Objective.
Filter this data down to the lines that hold "Порядка", and copy them.

The input.

◆ ◆ ◆ ◆ ◆ ◆ ◆

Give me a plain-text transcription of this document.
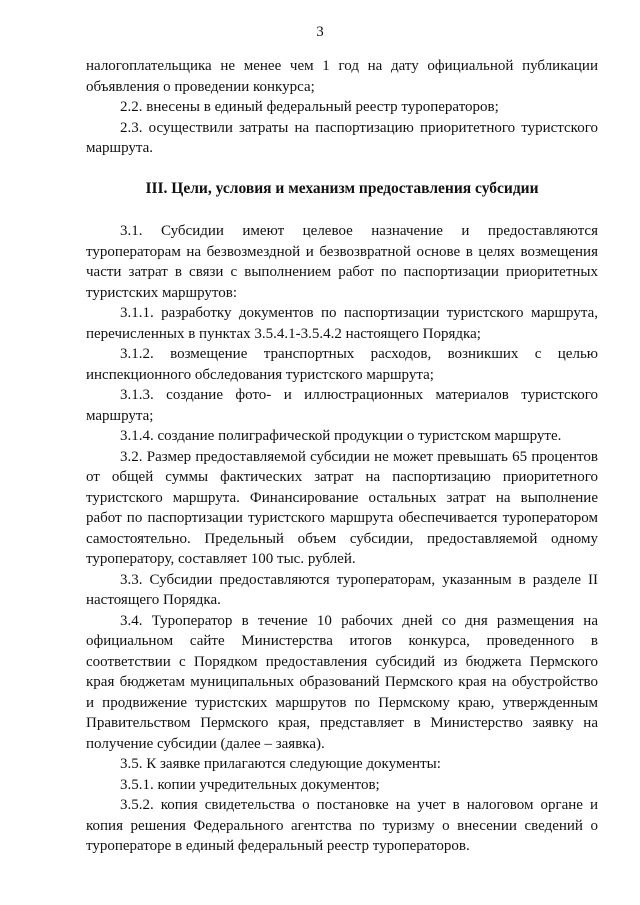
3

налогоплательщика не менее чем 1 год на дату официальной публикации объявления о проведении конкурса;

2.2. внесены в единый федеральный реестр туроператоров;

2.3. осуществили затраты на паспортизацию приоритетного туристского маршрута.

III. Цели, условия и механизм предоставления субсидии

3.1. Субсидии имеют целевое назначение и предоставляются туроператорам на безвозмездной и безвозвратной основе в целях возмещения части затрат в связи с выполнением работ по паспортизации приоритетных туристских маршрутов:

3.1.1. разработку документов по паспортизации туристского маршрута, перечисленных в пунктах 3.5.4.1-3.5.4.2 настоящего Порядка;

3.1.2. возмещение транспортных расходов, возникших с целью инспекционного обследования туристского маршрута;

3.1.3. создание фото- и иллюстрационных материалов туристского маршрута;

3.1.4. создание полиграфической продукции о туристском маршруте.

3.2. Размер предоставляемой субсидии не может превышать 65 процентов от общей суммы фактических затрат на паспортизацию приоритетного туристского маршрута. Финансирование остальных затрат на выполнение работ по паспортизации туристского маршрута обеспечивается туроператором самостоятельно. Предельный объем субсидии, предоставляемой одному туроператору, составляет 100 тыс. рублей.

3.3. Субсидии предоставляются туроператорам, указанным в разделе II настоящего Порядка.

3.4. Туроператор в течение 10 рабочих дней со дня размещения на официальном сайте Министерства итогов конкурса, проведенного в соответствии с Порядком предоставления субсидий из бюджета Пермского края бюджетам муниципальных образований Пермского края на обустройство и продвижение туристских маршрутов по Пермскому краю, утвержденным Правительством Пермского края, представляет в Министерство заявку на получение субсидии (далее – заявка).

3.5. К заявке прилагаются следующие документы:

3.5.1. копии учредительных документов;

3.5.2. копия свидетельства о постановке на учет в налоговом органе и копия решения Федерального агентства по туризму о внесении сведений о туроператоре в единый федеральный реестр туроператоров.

◆ ◆ ◆ ◆ ◆ ◆ ◆

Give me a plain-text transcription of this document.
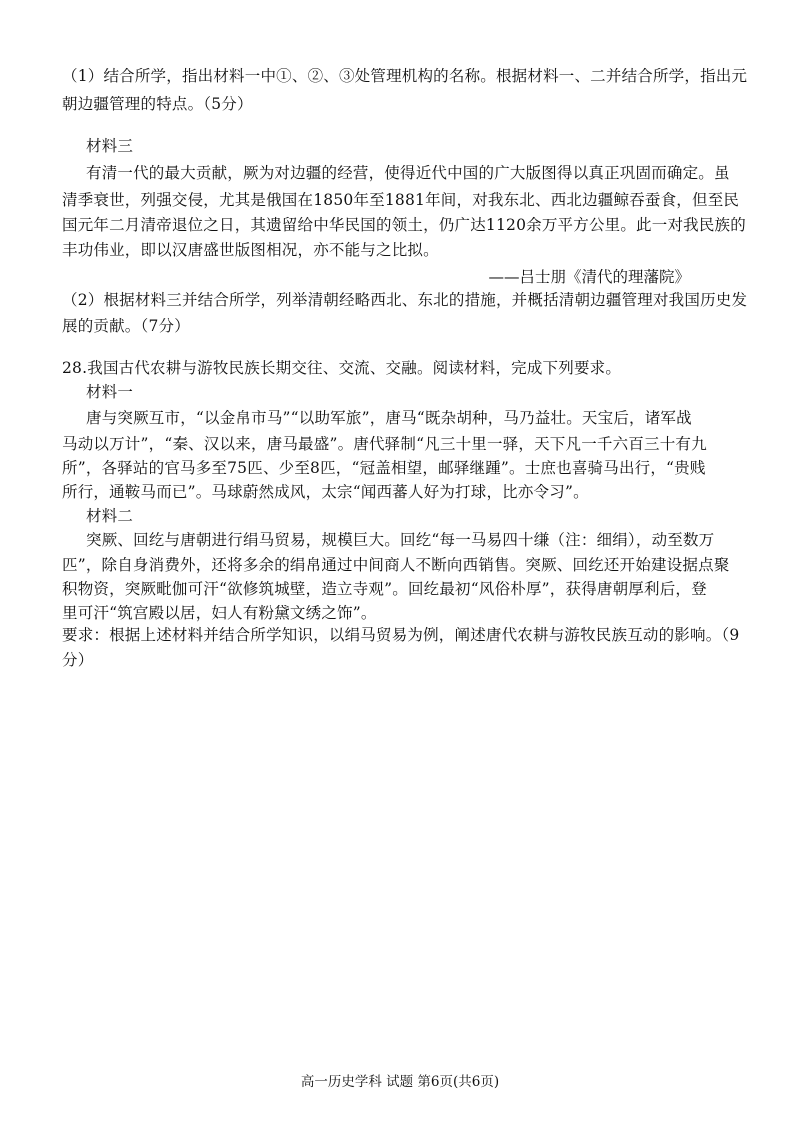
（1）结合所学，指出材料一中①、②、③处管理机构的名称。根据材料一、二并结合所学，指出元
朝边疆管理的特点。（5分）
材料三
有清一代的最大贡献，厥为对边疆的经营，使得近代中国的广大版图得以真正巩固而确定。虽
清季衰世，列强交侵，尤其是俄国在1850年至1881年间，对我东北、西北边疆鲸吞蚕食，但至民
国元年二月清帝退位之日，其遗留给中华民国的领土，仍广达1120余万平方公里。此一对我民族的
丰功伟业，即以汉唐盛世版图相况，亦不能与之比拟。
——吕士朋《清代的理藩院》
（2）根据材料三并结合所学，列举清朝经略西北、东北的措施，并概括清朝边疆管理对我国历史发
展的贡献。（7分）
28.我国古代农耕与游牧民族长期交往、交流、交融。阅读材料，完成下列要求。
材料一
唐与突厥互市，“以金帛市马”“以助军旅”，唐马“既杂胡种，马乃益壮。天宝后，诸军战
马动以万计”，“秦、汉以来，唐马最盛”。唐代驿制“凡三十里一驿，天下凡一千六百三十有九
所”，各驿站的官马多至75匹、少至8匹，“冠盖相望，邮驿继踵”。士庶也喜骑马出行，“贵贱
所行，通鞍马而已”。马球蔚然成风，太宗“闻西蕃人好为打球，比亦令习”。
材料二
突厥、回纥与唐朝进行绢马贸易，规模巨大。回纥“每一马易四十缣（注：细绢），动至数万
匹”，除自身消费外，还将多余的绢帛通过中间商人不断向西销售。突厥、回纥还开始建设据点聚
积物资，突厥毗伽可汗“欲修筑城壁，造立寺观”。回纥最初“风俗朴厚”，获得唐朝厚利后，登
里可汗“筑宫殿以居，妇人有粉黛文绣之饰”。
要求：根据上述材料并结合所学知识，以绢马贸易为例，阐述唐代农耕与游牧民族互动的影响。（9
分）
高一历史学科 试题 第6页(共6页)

◆ ◆ ◆ ◆ ◆ ◆ ◆

Full solution.
3.1.1. разработку документов по паспортизации туристского маршрута, перечисленных в пунктах 3.5.4.1-3.5.4.2 настоящего Порядка;
3.3. Субсидии предоставляются туроператорам, указанным в разделе II настоящего Порядка.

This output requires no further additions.